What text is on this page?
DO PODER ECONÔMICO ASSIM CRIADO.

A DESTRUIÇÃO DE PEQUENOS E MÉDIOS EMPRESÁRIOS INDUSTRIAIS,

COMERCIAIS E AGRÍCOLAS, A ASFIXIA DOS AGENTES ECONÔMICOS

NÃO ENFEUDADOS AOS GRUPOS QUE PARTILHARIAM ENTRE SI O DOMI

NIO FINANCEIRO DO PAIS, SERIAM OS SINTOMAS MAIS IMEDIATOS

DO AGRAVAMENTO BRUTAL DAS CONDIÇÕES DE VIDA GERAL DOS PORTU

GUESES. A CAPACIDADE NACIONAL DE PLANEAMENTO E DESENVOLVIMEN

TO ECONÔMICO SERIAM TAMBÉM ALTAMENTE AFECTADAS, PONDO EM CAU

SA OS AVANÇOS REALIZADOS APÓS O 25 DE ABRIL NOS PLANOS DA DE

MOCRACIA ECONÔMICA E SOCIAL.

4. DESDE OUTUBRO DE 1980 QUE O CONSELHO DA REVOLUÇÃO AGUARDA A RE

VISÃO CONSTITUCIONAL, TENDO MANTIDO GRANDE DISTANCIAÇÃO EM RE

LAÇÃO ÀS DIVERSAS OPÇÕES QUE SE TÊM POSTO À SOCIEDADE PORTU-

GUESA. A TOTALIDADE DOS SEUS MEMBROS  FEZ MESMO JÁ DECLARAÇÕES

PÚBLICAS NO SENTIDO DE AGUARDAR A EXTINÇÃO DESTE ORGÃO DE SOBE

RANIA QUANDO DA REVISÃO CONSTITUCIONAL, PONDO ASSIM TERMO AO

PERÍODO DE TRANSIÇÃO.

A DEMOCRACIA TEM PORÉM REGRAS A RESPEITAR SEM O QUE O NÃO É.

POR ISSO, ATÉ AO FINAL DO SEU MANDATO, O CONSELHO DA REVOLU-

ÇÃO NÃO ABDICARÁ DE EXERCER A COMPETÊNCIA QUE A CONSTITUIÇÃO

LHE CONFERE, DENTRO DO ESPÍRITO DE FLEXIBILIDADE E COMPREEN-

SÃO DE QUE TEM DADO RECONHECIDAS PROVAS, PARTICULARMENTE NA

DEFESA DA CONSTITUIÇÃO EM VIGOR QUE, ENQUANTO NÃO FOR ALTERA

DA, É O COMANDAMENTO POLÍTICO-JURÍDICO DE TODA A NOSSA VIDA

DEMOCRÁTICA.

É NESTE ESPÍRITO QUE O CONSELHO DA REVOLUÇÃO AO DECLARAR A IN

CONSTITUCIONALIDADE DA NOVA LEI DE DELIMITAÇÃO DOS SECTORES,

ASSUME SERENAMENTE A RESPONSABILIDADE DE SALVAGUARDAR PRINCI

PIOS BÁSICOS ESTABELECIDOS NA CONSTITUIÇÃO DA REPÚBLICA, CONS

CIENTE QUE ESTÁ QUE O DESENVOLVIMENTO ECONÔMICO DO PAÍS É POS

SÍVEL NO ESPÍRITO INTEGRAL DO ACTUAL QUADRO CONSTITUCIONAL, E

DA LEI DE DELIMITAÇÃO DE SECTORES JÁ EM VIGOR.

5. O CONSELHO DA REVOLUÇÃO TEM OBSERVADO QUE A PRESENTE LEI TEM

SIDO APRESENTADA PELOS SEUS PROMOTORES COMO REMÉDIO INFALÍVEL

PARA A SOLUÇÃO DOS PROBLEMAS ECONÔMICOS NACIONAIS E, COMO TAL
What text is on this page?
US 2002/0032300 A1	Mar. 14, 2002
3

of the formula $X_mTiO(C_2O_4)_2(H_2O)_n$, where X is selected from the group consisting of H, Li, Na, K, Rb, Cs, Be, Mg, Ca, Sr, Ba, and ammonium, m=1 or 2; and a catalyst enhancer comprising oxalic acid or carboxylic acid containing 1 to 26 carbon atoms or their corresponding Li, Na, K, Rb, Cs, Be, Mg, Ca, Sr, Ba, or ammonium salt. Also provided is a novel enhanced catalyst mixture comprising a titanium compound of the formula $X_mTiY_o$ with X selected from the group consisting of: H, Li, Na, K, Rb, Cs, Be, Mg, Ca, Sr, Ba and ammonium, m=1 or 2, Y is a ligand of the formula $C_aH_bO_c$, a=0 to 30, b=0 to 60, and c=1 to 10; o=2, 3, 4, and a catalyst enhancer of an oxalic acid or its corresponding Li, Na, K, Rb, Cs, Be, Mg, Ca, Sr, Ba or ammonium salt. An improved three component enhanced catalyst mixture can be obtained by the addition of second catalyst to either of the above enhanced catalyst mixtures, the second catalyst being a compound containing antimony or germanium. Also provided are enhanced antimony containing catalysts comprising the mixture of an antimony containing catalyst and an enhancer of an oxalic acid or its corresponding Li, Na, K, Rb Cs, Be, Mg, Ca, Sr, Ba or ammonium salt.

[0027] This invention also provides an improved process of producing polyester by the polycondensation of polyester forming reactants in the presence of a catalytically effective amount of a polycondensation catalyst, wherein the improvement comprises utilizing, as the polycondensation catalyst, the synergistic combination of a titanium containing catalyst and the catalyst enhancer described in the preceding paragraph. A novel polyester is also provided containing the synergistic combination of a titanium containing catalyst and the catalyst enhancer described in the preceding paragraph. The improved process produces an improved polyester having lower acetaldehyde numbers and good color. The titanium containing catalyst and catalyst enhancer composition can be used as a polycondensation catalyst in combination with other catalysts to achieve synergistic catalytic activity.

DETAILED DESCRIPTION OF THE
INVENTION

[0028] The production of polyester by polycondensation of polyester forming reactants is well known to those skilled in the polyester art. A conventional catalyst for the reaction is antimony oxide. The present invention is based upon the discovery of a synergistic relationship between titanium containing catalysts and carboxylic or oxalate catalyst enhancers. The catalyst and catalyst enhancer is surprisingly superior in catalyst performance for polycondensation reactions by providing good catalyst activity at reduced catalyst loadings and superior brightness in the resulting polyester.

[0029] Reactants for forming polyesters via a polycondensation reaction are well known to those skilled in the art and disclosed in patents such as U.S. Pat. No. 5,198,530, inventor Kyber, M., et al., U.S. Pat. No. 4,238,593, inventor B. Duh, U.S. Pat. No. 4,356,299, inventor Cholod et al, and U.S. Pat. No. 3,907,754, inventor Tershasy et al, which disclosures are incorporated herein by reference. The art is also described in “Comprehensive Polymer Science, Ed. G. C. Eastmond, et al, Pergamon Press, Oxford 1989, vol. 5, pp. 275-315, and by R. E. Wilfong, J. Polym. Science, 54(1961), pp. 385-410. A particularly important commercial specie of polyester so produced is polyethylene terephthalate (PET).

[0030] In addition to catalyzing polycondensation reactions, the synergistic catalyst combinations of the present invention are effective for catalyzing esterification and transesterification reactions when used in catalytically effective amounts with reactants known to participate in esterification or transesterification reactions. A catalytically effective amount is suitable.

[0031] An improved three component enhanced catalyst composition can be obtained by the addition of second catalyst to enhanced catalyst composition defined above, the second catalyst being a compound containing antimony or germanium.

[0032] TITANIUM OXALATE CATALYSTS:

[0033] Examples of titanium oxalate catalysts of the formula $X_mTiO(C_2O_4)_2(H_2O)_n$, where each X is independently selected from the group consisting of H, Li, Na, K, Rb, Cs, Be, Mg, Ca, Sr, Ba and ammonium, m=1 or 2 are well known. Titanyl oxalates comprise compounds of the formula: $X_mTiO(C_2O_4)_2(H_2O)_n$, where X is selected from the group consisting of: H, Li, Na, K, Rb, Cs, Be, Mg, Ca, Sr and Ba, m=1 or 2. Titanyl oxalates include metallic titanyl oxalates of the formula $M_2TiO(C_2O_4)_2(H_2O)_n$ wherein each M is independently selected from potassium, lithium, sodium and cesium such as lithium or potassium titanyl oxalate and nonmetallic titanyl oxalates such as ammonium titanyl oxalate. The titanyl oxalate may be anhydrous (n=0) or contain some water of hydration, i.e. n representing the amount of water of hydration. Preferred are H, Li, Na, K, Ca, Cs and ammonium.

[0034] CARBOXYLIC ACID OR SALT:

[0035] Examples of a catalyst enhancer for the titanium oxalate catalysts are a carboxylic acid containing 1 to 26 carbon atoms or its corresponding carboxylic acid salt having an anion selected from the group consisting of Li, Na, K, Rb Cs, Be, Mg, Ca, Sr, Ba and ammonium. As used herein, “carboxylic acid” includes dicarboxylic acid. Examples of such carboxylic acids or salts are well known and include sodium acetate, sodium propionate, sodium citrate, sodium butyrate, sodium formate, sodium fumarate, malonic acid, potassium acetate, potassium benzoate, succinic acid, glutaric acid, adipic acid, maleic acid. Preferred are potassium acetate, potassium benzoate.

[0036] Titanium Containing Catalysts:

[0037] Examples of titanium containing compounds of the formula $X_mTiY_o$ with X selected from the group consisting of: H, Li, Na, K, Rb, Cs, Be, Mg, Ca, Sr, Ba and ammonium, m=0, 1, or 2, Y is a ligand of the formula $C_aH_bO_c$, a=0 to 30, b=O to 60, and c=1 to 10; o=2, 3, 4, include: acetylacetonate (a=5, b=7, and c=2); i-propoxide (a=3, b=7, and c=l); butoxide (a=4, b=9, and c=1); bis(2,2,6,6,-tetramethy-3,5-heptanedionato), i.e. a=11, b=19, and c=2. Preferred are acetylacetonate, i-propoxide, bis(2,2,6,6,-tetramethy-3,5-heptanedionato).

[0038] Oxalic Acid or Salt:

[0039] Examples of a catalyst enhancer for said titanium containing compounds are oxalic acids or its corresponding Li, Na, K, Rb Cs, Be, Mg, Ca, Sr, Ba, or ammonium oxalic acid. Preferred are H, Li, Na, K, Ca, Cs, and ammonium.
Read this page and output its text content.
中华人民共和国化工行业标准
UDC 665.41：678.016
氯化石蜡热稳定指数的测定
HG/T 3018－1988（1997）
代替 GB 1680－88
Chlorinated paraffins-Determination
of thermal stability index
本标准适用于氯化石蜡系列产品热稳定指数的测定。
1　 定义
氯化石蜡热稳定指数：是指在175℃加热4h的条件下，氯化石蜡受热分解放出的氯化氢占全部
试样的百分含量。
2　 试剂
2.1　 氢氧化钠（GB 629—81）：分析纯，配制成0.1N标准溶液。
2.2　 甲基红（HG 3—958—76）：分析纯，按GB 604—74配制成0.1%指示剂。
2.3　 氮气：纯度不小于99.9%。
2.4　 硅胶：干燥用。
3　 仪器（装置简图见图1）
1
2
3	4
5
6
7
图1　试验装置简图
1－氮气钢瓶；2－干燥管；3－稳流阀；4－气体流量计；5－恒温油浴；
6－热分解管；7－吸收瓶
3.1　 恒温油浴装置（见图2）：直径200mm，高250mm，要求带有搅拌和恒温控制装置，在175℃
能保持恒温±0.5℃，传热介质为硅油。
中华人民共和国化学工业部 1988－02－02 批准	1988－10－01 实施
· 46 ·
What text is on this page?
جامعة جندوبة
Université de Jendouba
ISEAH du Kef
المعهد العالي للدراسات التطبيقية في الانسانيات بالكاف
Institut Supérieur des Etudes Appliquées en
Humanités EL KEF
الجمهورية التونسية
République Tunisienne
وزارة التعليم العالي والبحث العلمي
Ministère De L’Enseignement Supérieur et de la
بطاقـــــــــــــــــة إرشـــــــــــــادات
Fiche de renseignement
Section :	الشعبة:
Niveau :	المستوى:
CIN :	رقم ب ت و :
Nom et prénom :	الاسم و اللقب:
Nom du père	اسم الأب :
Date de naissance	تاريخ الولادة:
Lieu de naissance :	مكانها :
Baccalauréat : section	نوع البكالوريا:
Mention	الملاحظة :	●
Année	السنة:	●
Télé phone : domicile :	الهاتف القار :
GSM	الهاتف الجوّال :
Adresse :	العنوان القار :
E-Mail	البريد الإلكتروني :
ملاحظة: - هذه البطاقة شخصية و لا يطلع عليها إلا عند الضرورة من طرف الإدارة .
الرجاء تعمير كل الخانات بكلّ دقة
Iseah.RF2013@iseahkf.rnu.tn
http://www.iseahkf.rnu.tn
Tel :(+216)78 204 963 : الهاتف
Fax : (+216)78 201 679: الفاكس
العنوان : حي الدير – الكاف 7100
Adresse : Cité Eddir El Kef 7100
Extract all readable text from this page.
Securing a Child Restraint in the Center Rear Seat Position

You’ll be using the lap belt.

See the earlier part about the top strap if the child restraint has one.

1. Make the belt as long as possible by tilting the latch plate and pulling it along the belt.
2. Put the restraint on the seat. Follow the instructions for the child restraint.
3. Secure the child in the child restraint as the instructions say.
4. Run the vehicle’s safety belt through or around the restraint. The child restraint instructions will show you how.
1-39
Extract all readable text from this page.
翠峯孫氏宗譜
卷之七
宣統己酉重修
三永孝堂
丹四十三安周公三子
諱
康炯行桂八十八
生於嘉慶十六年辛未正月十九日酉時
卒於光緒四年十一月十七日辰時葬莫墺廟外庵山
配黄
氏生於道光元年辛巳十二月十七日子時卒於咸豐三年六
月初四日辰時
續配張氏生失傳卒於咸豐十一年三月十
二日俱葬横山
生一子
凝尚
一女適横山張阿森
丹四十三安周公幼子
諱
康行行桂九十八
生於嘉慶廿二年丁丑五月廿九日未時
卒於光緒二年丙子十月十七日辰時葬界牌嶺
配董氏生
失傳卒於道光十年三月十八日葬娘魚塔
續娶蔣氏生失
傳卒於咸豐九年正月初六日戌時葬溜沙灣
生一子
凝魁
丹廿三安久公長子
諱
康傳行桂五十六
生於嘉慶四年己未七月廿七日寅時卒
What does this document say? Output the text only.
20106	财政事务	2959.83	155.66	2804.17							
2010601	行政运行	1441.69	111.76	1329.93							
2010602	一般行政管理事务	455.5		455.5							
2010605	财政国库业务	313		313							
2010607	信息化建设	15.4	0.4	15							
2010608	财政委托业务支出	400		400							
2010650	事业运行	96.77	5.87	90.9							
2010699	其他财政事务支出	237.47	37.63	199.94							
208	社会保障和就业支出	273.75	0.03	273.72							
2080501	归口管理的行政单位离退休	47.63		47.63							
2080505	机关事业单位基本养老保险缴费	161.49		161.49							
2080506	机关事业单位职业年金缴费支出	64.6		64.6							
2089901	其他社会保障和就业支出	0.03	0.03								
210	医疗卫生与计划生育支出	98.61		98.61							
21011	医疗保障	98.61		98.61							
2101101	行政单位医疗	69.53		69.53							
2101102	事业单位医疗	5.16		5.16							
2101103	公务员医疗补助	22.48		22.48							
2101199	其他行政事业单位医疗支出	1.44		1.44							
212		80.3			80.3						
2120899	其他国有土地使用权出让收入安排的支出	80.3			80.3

#### TO BE DONE:
In the entries above, find the lines containing the word "used" and say how many there are, with no other words.

#### RESPONSE:
3